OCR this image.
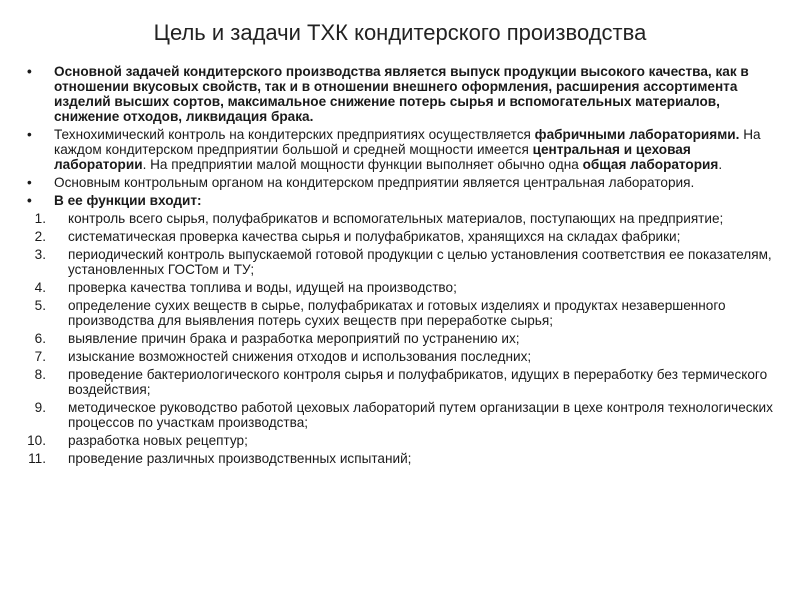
Цель и задачи ТХК кондитерского производства
• Основной задачей кондитерского производства является выпуск продукции высокого качества, как в отношении вкусовых свойств, так и в отношении внешнего оформления, расширения ассортимента изделий высших сортов, максимальное снижение потерь сырья и вспомогательных материалов, снижение отходов, ликвидация брака.
• Технохимический контроль на кондитерских предприятиях осуществляется фабричными лабораториями. На каждом кондитерском предприятии большой и средней мощности имеется центральная и цеховая лаборатории. На предприятии малой мощности функции выполняет обычно одна общая лаборатория.
• Основным контрольным органом на кондитерском предприятии является центральная лаборатория.
• В ее функции входит:
1. контроль всего сырья, полуфабрикатов и вспомогательных материалов, поступающих на предприятие;
2. систематическая проверка качества сырья и полуфабрикатов, хранящихся на складах фабрики;
3. периодический контроль выпускаемой готовой продукции с целью установления соответствия ее показателям, установленных ГОСТом и ТУ;
4. проверка качества топлива и воды, идущей на производство;
5. определение сухих веществ в сырье, полуфабрикатах и готовых изделиях и продуктах незавершенного производства для выявления потерь сухих веществ при переработке сырья;
6. выявление причин брака и разработка мероприятий по устранению их;
7. изыскание возможностей снижения отходов и использования последних;
8. проведение бактериологического контроля сырья и полуфабрикатов, идущих в переработку без термического воздействия;
9. методическое руководство работой цеховых лабораторий путем организации в цехе контроля технологических процессов по участкам производства;
10. разработка новых рецептур;
11. проведение различных производственных испытаний;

Written problem
The material above holds pictures; copy everything else in it exactly.

Result
OCR this image.
Цель и задачи ТХК кондитерского производства
• Основной задачей кондитерского производства является выпуск продукции высокого качества, как в отношении вкусовых свойств, так и в отношении внешнего оформления, расширения ассортимента изделий высших сортов, максимальное снижение потерь сырья и вспомогательных материалов, снижение отходов, ликвидация брака.
• Технохимический контроль на кондитерских предприятиях осуществляется фабричными лабораториями. На каждом кондитерском предприятии большой и средней мощности имеется центральная и цеховая лаборатории. На предприятии малой мощности функции выполняет обычно одна общая лаборатория.
• Основным контрольным органом на кондитерском предприятии является центральная лаборатория.
• В ее функции входит:
1. контроль всего сырья, полуфабрикатов и вспомогательных материалов, поступающих на предприятие;
2. систематическая проверка качества сырья и полуфабрикатов, хранящихся на складах фабрики;
3. периодический контроль выпускаемой готовой продукции с целью установления соответствия ее показателям, установленных ГОСТом и ТУ;
4. проверка качества топлива и воды, идущей на производство;
5. определение сухих веществ в сырье, полуфабрикатах и готовых изделиях и продуктах незавершенного производства для выявления потерь сухих веществ при переработке сырья;
6. выявление причин брака и разработка мероприятий по устранению их;
7. изыскание возможностей снижения отходов и использования последних;
8. проведение бактериологического контроля сырья и полуфабрикатов, идущих в переработку без термического воздействия;
9. методическое руководство работой цеховых лабораторий путем организации в цехе контроля технологических процессов по участкам производства;
10. разработка новых рецептур;
11. проведение различных производственных испытаний;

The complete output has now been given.